#### Selection
###

E. Ablorh-Odjidja, Ghanadot

 

Apparently Mr. Sekou Nkrumah, son of Ghana's first President, lacks full understanding of what is happening on the scene in Ghana and Africa today.  To point to the NDC as the only viable regime to carry on the unfinished work of his father is to belittle the greatness of Nkrumah.

 

One thing we would not quibble with is the greatness of Sekou’s father, but why would he want the NDC to fill Nkrumah’s shoes?

 

The NDC, in the personage of Rawlings and the PNDC, was in power for 19 years.  Sekou has asked in his statement for the public to ignore some of Rawlings’ ranting as he described him as a man prone to “negative and unconstructive criticism of the New Patriotic Party (NPP).”  Besides this not being a very charitable way to depict the man who founded the NDC, Sekou would still have the difficulty of separating Rawlings from the NDC before his statement becomes credible.

 

Rawlings is the man whose singular act brought the NDC to birth.  Now he is the NDC just as much as the NDC is Rawlings, like it or not.

###

#### Brief
Print the stretch of the commentary on Sekou Nkrumah and the NDC from "Apparently Mr. Sekou" through "fill Nkrumah’s shoes?". The lines that come next are drawn from a separate source and are unrelated to the commentary on Sekou Nkrumah.

#### Information provided
###

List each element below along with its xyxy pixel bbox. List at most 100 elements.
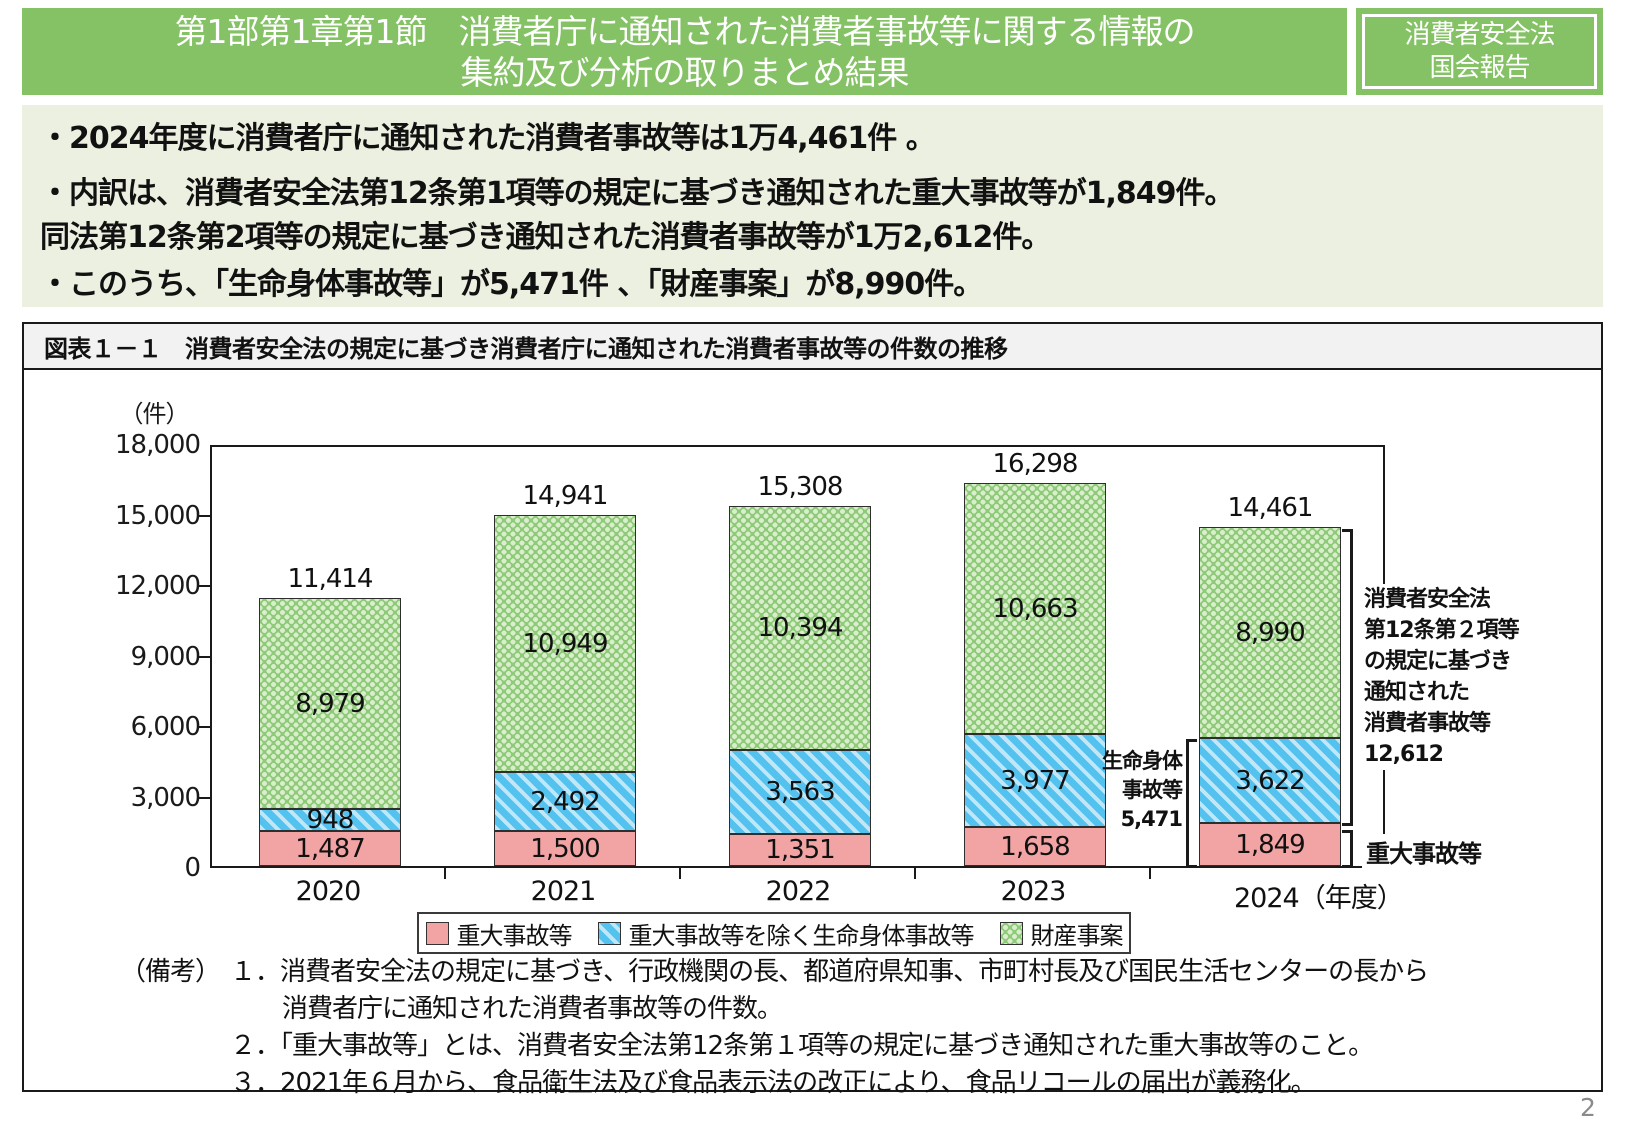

###

#### Answer to this exercise
Apparently Mr. Sekou Nkrumah, son of Ghana's first President, lacks full understanding of what is happening on the scene in Ghana and Africa today.  To point to the NDC as the only viable regime to carry on the unfinished work of his father is to belittle the greatness of Nkrumah.

 

One thing we would not quibble with is the greatness of Sekou’s father, but why would he want the NDC to fill Nkrumah’s shoes?